• TASK
Here are some records; return them all exactly.

• SOURCE MATERIAL
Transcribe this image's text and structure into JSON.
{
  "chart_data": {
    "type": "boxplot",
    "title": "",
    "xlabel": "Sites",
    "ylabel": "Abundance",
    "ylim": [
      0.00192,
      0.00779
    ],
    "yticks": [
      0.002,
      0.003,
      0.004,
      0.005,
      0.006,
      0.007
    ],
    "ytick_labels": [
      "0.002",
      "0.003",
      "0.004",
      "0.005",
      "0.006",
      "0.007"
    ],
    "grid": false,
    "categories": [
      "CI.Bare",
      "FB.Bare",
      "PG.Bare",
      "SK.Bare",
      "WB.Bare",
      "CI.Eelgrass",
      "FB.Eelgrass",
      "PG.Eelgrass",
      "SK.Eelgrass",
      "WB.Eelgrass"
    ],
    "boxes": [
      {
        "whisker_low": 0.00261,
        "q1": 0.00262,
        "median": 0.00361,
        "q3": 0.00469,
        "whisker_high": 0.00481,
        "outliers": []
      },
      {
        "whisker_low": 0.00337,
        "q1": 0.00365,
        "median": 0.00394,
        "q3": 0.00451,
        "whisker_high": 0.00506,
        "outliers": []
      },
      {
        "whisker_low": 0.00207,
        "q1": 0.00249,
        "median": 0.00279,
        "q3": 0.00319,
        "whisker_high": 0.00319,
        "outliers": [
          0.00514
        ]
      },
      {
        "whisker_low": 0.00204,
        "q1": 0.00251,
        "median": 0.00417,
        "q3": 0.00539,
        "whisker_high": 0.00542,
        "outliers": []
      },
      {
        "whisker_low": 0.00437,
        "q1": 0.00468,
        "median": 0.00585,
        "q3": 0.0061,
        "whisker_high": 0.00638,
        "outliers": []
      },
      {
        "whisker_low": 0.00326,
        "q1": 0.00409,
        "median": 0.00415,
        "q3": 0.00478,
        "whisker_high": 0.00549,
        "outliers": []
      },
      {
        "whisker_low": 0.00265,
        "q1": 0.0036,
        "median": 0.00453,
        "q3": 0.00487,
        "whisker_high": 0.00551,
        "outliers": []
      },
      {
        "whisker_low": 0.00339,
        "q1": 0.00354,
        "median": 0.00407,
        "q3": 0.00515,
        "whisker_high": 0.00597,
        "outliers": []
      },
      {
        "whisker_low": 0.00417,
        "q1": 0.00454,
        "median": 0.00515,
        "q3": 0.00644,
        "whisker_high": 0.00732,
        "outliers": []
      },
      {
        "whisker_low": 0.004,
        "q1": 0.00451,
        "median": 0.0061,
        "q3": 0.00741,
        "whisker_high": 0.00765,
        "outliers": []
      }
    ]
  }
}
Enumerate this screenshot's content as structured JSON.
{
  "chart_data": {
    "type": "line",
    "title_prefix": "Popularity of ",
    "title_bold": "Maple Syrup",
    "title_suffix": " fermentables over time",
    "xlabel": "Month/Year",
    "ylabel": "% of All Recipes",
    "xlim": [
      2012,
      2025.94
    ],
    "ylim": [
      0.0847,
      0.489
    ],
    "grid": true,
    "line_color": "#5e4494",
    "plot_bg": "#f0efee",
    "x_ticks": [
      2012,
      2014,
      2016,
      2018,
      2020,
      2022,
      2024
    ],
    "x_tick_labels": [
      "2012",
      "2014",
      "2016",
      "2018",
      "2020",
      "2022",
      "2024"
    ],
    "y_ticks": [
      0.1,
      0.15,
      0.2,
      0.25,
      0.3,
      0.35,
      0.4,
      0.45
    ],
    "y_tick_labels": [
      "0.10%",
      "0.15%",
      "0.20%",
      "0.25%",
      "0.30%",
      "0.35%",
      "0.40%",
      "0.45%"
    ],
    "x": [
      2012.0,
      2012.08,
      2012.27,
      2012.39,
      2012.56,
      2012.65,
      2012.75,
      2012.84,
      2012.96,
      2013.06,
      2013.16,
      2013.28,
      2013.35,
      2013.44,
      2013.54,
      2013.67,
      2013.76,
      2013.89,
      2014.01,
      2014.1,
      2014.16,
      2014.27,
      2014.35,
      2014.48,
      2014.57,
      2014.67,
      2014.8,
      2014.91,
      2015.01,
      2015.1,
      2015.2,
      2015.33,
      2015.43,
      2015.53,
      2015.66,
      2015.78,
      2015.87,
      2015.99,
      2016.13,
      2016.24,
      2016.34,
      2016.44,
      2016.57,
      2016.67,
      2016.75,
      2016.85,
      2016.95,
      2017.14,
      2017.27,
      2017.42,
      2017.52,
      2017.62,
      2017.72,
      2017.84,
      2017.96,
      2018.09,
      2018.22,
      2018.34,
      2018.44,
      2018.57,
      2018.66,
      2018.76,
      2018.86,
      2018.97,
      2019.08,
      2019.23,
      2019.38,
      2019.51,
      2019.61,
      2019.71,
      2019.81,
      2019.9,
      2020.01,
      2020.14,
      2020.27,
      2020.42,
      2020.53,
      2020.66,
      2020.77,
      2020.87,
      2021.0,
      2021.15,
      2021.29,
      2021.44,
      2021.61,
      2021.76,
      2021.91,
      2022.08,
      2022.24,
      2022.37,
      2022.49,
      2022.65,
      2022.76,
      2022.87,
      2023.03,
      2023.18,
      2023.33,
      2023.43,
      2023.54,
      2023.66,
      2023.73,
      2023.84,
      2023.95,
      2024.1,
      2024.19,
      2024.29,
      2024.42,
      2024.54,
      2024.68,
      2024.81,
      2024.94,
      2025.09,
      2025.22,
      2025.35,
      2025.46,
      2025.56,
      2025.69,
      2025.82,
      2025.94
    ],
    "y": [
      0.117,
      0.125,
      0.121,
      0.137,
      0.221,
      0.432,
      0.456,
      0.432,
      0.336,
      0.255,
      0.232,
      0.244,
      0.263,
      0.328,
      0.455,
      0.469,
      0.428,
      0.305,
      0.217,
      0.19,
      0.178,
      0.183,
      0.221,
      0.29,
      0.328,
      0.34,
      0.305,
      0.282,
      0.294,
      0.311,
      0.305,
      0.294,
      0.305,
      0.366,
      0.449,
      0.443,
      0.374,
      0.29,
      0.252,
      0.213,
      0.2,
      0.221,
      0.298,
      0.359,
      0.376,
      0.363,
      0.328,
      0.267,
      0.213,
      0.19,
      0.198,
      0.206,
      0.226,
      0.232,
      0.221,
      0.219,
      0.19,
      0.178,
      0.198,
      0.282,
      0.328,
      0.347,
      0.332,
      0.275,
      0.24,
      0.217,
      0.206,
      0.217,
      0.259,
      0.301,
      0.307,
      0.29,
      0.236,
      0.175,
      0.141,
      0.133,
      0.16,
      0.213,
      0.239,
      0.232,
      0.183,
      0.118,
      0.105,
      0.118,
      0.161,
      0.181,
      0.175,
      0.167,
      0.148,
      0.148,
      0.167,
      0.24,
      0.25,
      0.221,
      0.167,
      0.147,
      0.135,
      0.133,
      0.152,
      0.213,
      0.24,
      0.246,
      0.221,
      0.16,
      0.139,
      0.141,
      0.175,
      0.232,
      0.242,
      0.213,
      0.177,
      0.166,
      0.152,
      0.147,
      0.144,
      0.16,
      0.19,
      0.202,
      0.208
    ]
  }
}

• WORKED ANSWER
Transcribe this image's text and structure into JSON.
{
  "chart_data": {
    "type": "boxplot",
    "title": "",
    "xlabel": "Sites",
    "ylabel": "Abundance",
    "ylim": [
      0.00192,
      0.00779
    ],
    "yticks": [
      0.002,
      0.003,
      0.004,
      0.005,
      0.006,
      0.007
    ],
    "ytick_labels": [
      "0.002",
      "0.003",
      "0.004",
      "0.005",
      "0.006",
      "0.007"
    ],
    "grid": false,
    "categories": [
      "CI.Bare",
      "FB.Bare",
      "PG.Bare",
      "SK.Bare",
      "WB.Bare",
      "CI.Eelgrass",
      "FB.Eelgrass",
      "PG.Eelgrass",
      "SK.Eelgrass",
      "WB.Eelgrass"
    ],
    "boxes": [
      {
        "whisker_low": 0.00261,
        "q1": 0.00262,
        "median": 0.00361,
        "q3": 0.00469,
        "whisker_high": 0.00481,
        "outliers": []
      },
      {
        "whisker_low": 0.00337,
        "q1": 0.00365,
        "median": 0.00394,
        "q3": 0.00451,
        "whisker_high": 0.00506,
        "outliers": []
      },
      {
        "whisker_low": 0.00207,
        "q1": 0.00249,
        "median": 0.00279,
        "q3": 0.00319,
        "whisker_high": 0.00319,
        "outliers": [
          0.00514
        ]
      },
      {
        "whisker_low": 0.00204,
        "q1": 0.00251,
        "median": 0.00417,
        "q3": 0.00539,
        "whisker_high": 0.00542,
        "outliers": []
      },
      {
        "whisker_low": 0.00437,
        "q1": 0.00468,
        "median": 0.00585,
        "q3": 0.0061,
        "whisker_high": 0.00638,
        "outliers": []
      },
      {
        "whisker_low": 0.00326,
        "q1": 0.00409,
        "median": 0.00415,
        "q3": 0.00478,
        "whisker_high": 0.00549,
        "outliers": []
      },
      {
        "whisker_low": 0.00265,
        "q1": 0.0036,
        "median": 0.00453,
        "q3": 0.00487,
        "whisker_high": 0.00551,
        "outliers": []
      },
      {
        "whisker_low": 0.00339,
        "q1": 0.00354,
        "median": 0.00407,
        "q3": 0.00515,
        "whisker_high": 0.00597,
        "outliers": []
      },
      {
        "whisker_low": 0.00417,
        "q1": 0.00454,
        "median": 0.00515,
        "q3": 0.00644,
        "whisker_high": 0.00732,
        "outliers": []
      },
      {
        "whisker_low": 0.004,
        "q1": 0.00451,
        "median": 0.0061,
        "q3": 0.00741,
        "whisker_high": 0.00765,
        "outliers": []
      }
    ]
  }
}
Enumerate this screenshot's content as structured JSON.
{
  "chart_data": {
    "type": "line",
    "title_prefix": "Popularity of ",
    "title_bold": "Maple Syrup",
    "title_suffix": " fermentables over time",
    "xlabel": "Month/Year",
    "ylabel": "% of All Recipes",
    "xlim": [
      2012,
      2025.94
    ],
    "ylim": [
      0.0847,
      0.489
    ],
    "grid": true,
    "line_color": "#5e4494",
    "plot_bg": "#f0efee",
    "x_ticks": [
      2012,
      2014,
      2016,
      2018,
      2020,
      2022,
      2024
    ],
    "x_tick_labels": [
      "2012",
      "2014",
      "2016",
      "2018",
      "2020",
      "2022",
      "2024"
    ],
    "y_ticks": [
      0.1,
      0.15,
      0.2,
      0.25,
      0.3,
      0.35,
      0.4,
      0.45
    ],
    "y_tick_labels": [
      "0.10%",
      "0.15%",
      "0.20%",
      "0.25%",
      "0.30%",
      "0.35%",
      "0.40%",
      "0.45%"
    ],
    "x": [
      2012.0,
      2012.08,
      2012.27,
      2012.39,
      2012.56,
      2012.65,
      2012.75,
      2012.84,
      2012.96,
      2013.06,
      2013.16,
      2013.28,
      2013.35,
      2013.44,
      2013.54,
      2013.67,
      2013.76,
      2013.89,
      2014.01,
      2014.1,
      2014.16,
      2014.27,
      2014.35,
      2014.48,
      2014.57,
      2014.67,
      2014.8,
      2014.91,
      2015.01,
      2015.1,
      2015.2,
      2015.33,
      2015.43,
      2015.53,
      2015.66,
      2015.78,
      2015.87,
      2015.99,
      2016.13,
      2016.24,
      2016.34,
      2016.44,
      2016.57,
      2016.67,
      2016.75,
      2016.85,
      2016.95,
      2017.14,
      2017.27,
      2017.42,
      2017.52,
      2017.62,
      2017.72,
      2017.84,
      2017.96,
      2018.09,
      2018.22,
      2018.34,
      2018.44,
      2018.57,
      2018.66,
      2018.76,
      2018.86,
      2018.97,
      2019.08,
      2019.23,
      2019.38,
      2019.51,
      2019.61,
      2019.71,
      2019.81,
      2019.9,
      2020.01,
      2020.14,
      2020.27,
      2020.42,
      2020.53,
      2020.66,
      2020.77,
      2020.87,
      2021.0,
      2021.15,
      2021.29,
      2021.44,
      2021.61,
      2021.76,
      2021.91,
      2022.08,
      2022.24,
      2022.37,
      2022.49,
      2022.65,
      2022.76,
      2022.87,
      2023.03,
      2023.18,
      2023.33,
      2023.43,
      2023.54,
      2023.66,
      2023.73,
      2023.84,
      2023.95,
      2024.1,
      2024.19,
      2024.29,
      2024.42,
      2024.54,
      2024.68,
      2024.81,
      2024.94,
      2025.09,
      2025.22,
      2025.35,
      2025.46,
      2025.56,
      2025.69,
      2025.82,
      2025.94
    ],
    "y": [
      0.117,
      0.125,
      0.121,
      0.137,
      0.221,
      0.432,
      0.456,
      0.432,
      0.336,
      0.255,
      0.232,
      0.244,
      0.263,
      0.328,
      0.455,
      0.469,
      0.428,
      0.305,
      0.217,
      0.19,
      0.178,
      0.183,
      0.221,
      0.29,
      0.328,
      0.34,
      0.305,
      0.282,
      0.294,
      0.311,
      0.305,
      0.294,
      0.305,
      0.366,
      0.449,
      0.443,
      0.374,
      0.29,
      0.252,
      0.213,
      0.2,
      0.221,
      0.298,
      0.359,
      0.376,
      0.363,
      0.328,
      0.267,
      0.213,
      0.19,
      0.198,
      0.206,
      0.226,
      0.232,
      0.221,
      0.219,
      0.19,
      0.178,
      0.198,
      0.282,
      0.328,
      0.347,
      0.332,
      0.275,
      0.24,
      0.217,
      0.206,
      0.217,
      0.259,
      0.301,
      0.307,
      0.29,
      0.236,
      0.175,
      0.141,
      0.133,
      0.16,
      0.213,
      0.239,
      0.232,
      0.183,
      0.118,
      0.105,
      0.118,
      0.161,
      0.181,
      0.175,
      0.167,
      0.148,
      0.148,
      0.167,
      0.24,
      0.25,
      0.221,
      0.167,
      0.147,
      0.135,
      0.133,
      0.152,
      0.213,
      0.24,
      0.246,
      0.221,
      0.16,
      0.139,
      0.141,
      0.175,
      0.232,
      0.242,
      0.213,
      0.177,
      0.166,
      0.152,
      0.147,
      0.144,
      0.16,
      0.19,
      0.202,
      0.208
    ]
  }
}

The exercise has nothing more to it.